··· DATA TO PROCESS ···
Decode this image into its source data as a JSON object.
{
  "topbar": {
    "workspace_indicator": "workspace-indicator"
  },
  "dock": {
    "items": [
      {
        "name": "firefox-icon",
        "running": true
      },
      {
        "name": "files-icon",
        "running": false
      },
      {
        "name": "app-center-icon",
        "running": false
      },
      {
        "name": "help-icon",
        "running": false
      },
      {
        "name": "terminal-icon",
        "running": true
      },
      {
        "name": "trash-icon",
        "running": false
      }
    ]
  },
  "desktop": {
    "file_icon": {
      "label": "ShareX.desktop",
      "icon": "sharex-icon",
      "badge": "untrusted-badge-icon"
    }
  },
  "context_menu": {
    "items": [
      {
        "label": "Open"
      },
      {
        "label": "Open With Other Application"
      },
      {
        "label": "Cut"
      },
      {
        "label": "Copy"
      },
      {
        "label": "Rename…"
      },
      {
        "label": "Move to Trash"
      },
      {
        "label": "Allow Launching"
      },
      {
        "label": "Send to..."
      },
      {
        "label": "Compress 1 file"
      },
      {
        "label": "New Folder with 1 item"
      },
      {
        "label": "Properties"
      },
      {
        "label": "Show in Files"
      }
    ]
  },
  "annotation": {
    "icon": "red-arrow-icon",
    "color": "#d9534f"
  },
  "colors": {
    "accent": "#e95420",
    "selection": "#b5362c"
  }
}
···
··· DATA TO PROCESS ···
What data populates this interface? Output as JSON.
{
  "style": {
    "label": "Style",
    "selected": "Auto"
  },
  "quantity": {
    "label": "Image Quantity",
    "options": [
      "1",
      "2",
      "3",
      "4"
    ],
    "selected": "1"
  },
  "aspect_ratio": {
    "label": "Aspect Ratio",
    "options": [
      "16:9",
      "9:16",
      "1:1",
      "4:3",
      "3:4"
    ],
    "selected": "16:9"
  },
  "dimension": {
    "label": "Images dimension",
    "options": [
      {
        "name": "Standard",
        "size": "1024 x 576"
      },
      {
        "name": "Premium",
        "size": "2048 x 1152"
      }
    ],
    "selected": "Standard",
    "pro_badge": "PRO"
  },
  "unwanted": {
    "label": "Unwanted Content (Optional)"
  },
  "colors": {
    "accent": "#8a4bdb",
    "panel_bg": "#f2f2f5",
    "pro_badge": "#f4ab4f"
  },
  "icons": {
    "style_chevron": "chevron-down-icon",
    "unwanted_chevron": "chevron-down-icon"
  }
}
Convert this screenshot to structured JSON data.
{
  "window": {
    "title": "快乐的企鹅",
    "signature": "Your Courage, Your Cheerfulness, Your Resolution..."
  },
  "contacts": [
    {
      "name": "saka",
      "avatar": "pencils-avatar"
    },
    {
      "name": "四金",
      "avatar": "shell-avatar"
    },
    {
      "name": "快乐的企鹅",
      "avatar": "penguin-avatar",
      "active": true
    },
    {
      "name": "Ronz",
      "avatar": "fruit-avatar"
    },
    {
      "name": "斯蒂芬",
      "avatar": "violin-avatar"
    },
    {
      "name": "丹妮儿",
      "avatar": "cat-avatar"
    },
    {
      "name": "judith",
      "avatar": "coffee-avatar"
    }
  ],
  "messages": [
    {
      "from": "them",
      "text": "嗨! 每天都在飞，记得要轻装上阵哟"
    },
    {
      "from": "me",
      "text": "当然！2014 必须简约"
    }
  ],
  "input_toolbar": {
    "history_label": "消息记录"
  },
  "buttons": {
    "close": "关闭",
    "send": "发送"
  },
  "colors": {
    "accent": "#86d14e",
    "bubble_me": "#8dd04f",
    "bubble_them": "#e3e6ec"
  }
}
···
TO DO → Select the lines from the entries that include the word "avatar".

TASK SOLUTION →
      "avatar": "pencils-avatar"
      "avatar": "shell-avatar"
      "avatar": "penguin-avatar",
      "avatar": "fruit-avatar"
      "avatar": "violin-avatar"
      "avatar": "cat-avatar"
      "avatar": "coffee-avatar"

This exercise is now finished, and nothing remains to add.